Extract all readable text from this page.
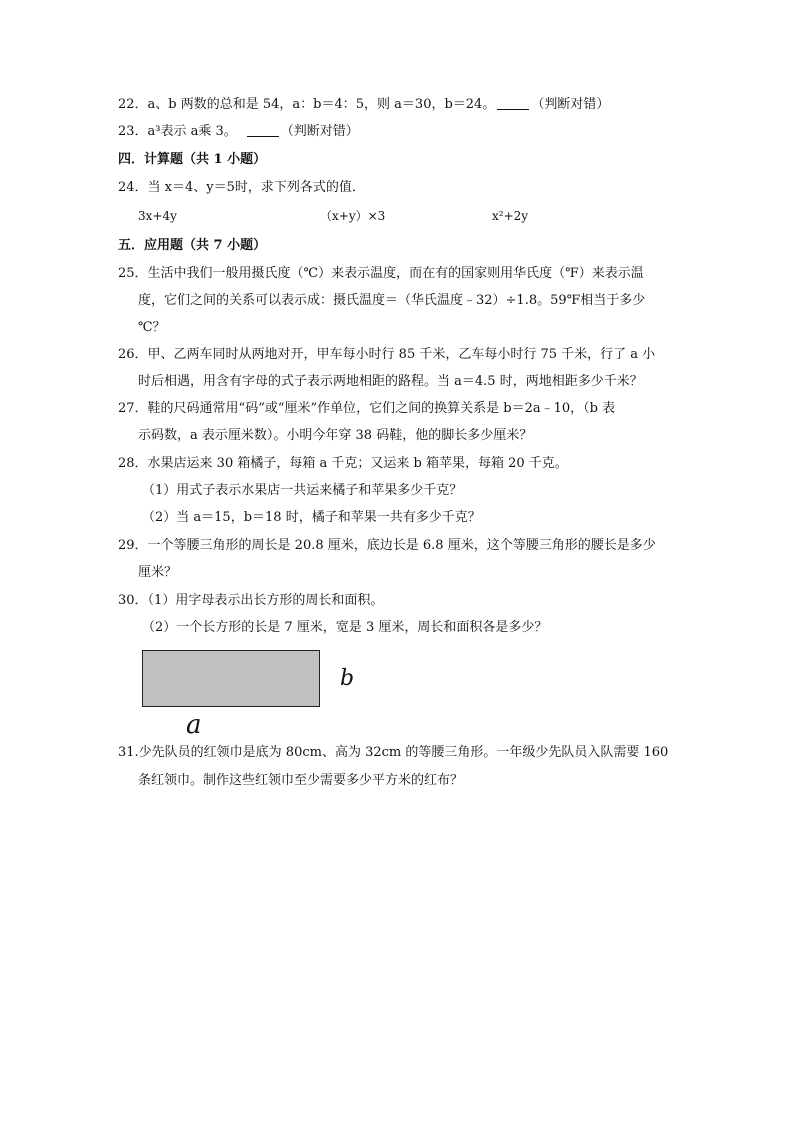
22．a、b 两数的总和是 54，a：b＝4：5，则 a＝30，b＝24。	（判断对错）
23．a³表示 a乘 3。	（判断对错）
四．计算题（共 1 小题）
24．当 x＝4、y＝5时，求下列各式的值．
3x+4y	（x+y）×3	x²+2y
五．应用题（共 7 小题）
25．生活中我们一般用摄氏度（℃）来表示温度，而在有的国家则用华氏度（℉）来表示温
度，它们之间的关系可以表示成：摄氏温度＝（华氏温度﹣32）÷1.8。59℉相当于多少
℃？
26．甲、乙两车同时从两地对开，甲车每小时行 85 千米，乙车每小时行 75 千米，行了 a 小
时后相遇，用含有字母的式子表示两地相距的路程。当 a＝4.5 时，两地相距多少千米？
27．鞋的尺码通常用“码”或“厘米”作单位，它们之间的换算关系是 b＝2a﹣10，（b 表
示码数，a 表示厘米数）。小明今年穿 38 码鞋，他的脚长多少厘米？
28．水果店运来 30 箱橘子，每箱 a 千克；又运来 b 箱苹果，每箱 20 千克。
（1）用式子表示水果店一共运来橘子和苹果多少千克？
（2）当 a＝15，b＝18 时，橘子和苹果一共有多少千克？
29．一个等腰三角形的周长是 20.8 厘米，底边长是 6.8 厘米，这个等腰三角形的腰长是多少
厘米？
30．（1）用字母表示出长方形的周长和面积。
（2）一个长方形的长是 7 厘米，宽是 3 厘米，周长和面积各是多少？
b
a
31.少先队员的红领巾是底为 80cm、高为 32cm 的等腰三角形。一年级少先队员入队需要 160
条红领巾。制作这些红领巾至少需要多少平方米的红布？
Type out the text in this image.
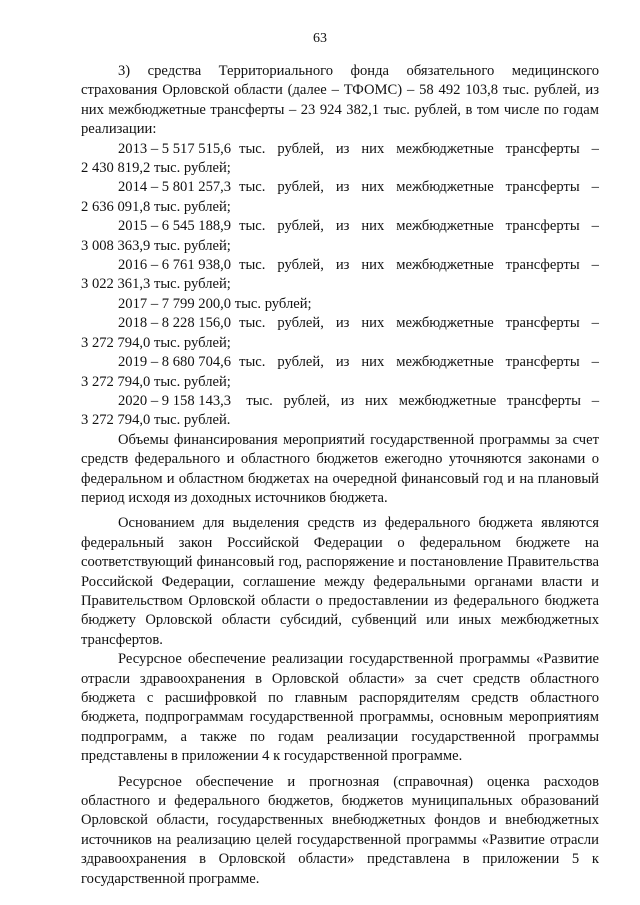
63

3) средства Территориального фонда обязательного медицинского страхования Орловской области (далее – ТФОМС) – 58 492 103,8 тыс. рублей, из них межбюджетные трансферты – 23 924 382,1 тыс. рублей, в том числе по годам реализации:

2013 – 5 517 515,6 тыс. рублей, из них межбюджетные трансферты –

2 430 819,2 тыс. рублей;

2014 – 5 801 257,3 тыс. рублей, из них межбюджетные трансферты –

2 636 091,8 тыс. рублей;

2015 – 6 545 188,9 тыс. рублей, из них межбюджетные трансферты –

3 008 363,9 тыс. рублей;

2016 – 6 761 938,0 тыс. рублей, из них межбюджетные трансферты –

3 022 361,3 тыс. рублей;

2017 – 7 799 200,0 тыс. рублей;
2018 – 8 228 156,0 тыс. рублей, из них межбюджетные трансферты –

3 272 794,0 тыс. рублей;

2019 – 8 680 704,6 тыс. рублей, из них межбюджетные трансферты –

3 272 794,0 тыс. рублей;

2020 – 9 158 143,3 тыс. рублей, из них межбюджетные трансферты –

3 272 794,0 тыс. рублей.

Объемы финансирования мероприятий государственной программы за счет средств федерального и областного бюджетов ежегодно уточняются законами о федеральном и областном бюджетах на очередной финансовый год и на плановый период исходя из доходных источников бюджета.

Основанием для выделения средств из федерального бюджета являются федеральный закон Российской Федерации о федеральном бюджете на соответствующий финансовый год, распоряжение и постановление Правительства Российской Федерации, соглашение между федеральными органами власти и Правительством Орловской области о предоставлении из федерального бюджета бюджету Орловской области субсидий, субвенций или иных межбюджетных трансфертов.

Ресурсное обеспечение реализации государственной программы «Развитие отрасли здравоохранения в Орловской области» за счет средств областного бюджета с расшифровкой по главным распорядителям средств областного бюджета, подпрограммам государственной программы, основным мероприятиям подпрограмм, а также по годам реализации государственной программы представлены в приложении 4 к государственной программе.

Ресурсное обеспечение и прогнозная (справочная) оценка расходов областного и федерального бюджетов, бюджетов муниципальных образований Орловской области, государственных внебюджетных фондов и внебюджетных источников на реализацию целей государственной программы «Развитие отрасли здравоохранения в Орловской области» представлена в приложении 5 к государственной программе.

__________

* _Task_
Transcribe all the lines above exactly, apart from the pictures.

* _Result for this task_
Extract all readable text from this page.
22．a、b 两数的总和是 54，a：b＝4：5，则 a＝30，b＝24。	（判断对错）
23．a³表示 a乘 3。	（判断对错）
四．计算题（共 1 小题）
24．当 x＝4、y＝5时，求下列各式的值．
3x+4y	（x+y）×3	x²+2y
五．应用题（共 7 小题）
25．生活中我们一般用摄氏度（℃）来表示温度，而在有的国家则用华氏度（℉）来表示温
度，它们之间的关系可以表示成：摄氏温度＝（华氏温度﹣32）÷1.8。59℉相当于多少
℃？
26．甲、乙两车同时从两地对开，甲车每小时行 85 千米，乙车每小时行 75 千米，行了 a 小
时后相遇，用含有字母的式子表示两地相距的路程。当 a＝4.5 时，两地相距多少千米？
27．鞋的尺码通常用“码”或“厘米”作单位，它们之间的换算关系是 b＝2a﹣10，（b 表
示码数，a 表示厘米数）。小明今年穿 38 码鞋，他的脚长多少厘米？
28．水果店运来 30 箱橘子，每箱 a 千克；又运来 b 箱苹果，每箱 20 千克。
（1）用式子表示水果店一共运来橘子和苹果多少千克？
（2）当 a＝15，b＝18 时，橘子和苹果一共有多少千克？
29．一个等腰三角形的周长是 20.8 厘米，底边长是 6.8 厘米，这个等腰三角形的腰长是多少
厘米？
30．（1）用字母表示出长方形的周长和面积。
（2）一个长方形的长是 7 厘米，宽是 3 厘米，周长和面积各是多少？
b
a
31.少先队员的红领巾是底为 80cm、高为 32cm 的等腰三角形。一年级少先队员入队需要 160
条红领巾。制作这些红领巾至少需要多少平方米的红布？
Type out the text in this image.
63

3) средства Территориального фонда обязательного медицинского страхования Орловской области (далее – ТФОМС) – 58 492 103,8 тыс. рублей, из них межбюджетные трансферты – 23 924 382,1 тыс. рублей, в том числе по годам реализации:

2013 – 5 517 515,6 тыс. рублей, из них межбюджетные трансферты –

2 430 819,2 тыс. рублей;

2014 – 5 801 257,3 тыс. рублей, из них межбюджетные трансферты –

2 636 091,8 тыс. рублей;

2015 – 6 545 188,9 тыс. рублей, из них межбюджетные трансферты –

3 008 363,9 тыс. рублей;

2016 – 6 761 938,0 тыс. рублей, из них межбюджетные трансферты –

3 022 361,3 тыс. рублей;

2017 – 7 799 200,0 тыс. рублей;
2018 – 8 228 156,0 тыс. рублей, из них межбюджетные трансферты –

3 272 794,0 тыс. рублей;

2019 – 8 680 704,6 тыс. рублей, из них межбюджетные трансферты –

3 272 794,0 тыс. рублей;

2020 – 9 158 143,3 тыс. рублей, из них межбюджетные трансферты –

3 272 794,0 тыс. рублей.

Объемы финансирования мероприятий государственной программы за счет средств федерального и областного бюджетов ежегодно уточняются законами о федеральном и областном бюджетах на очередной финансовый год и на плановый период исходя из доходных источников бюджета.

Основанием для выделения средств из федерального бюджета являются федеральный закон Российской Федерации о федеральном бюджете на соответствующий финансовый год, распоряжение и постановление Правительства Российской Федерации, соглашение между федеральными органами власти и Правительством Орловской области о предоставлении из федерального бюджета бюджету Орловской области субсидий, субвенций или иных межбюджетных трансфертов.

Ресурсное обеспечение реализации государственной программы «Развитие отрасли здравоохранения в Орловской области» за счет средств областного бюджета с расшифровкой по главным распорядителям средств областного бюджета, подпрограммам государственной программы, основным мероприятиям подпрограмм, а также по годам реализации государственной программы представлены в приложении 4 к государственной программе.

Ресурсное обеспечение и прогнозная (справочная) оценка расходов областного и федерального бюджетов, бюджетов муниципальных образований Орловской области, государственных внебюджетных фондов и внебюджетных источников на реализацию целей государственной программы «Развитие отрасли здравоохранения в Орловской области» представлена в приложении 5 к государственной программе.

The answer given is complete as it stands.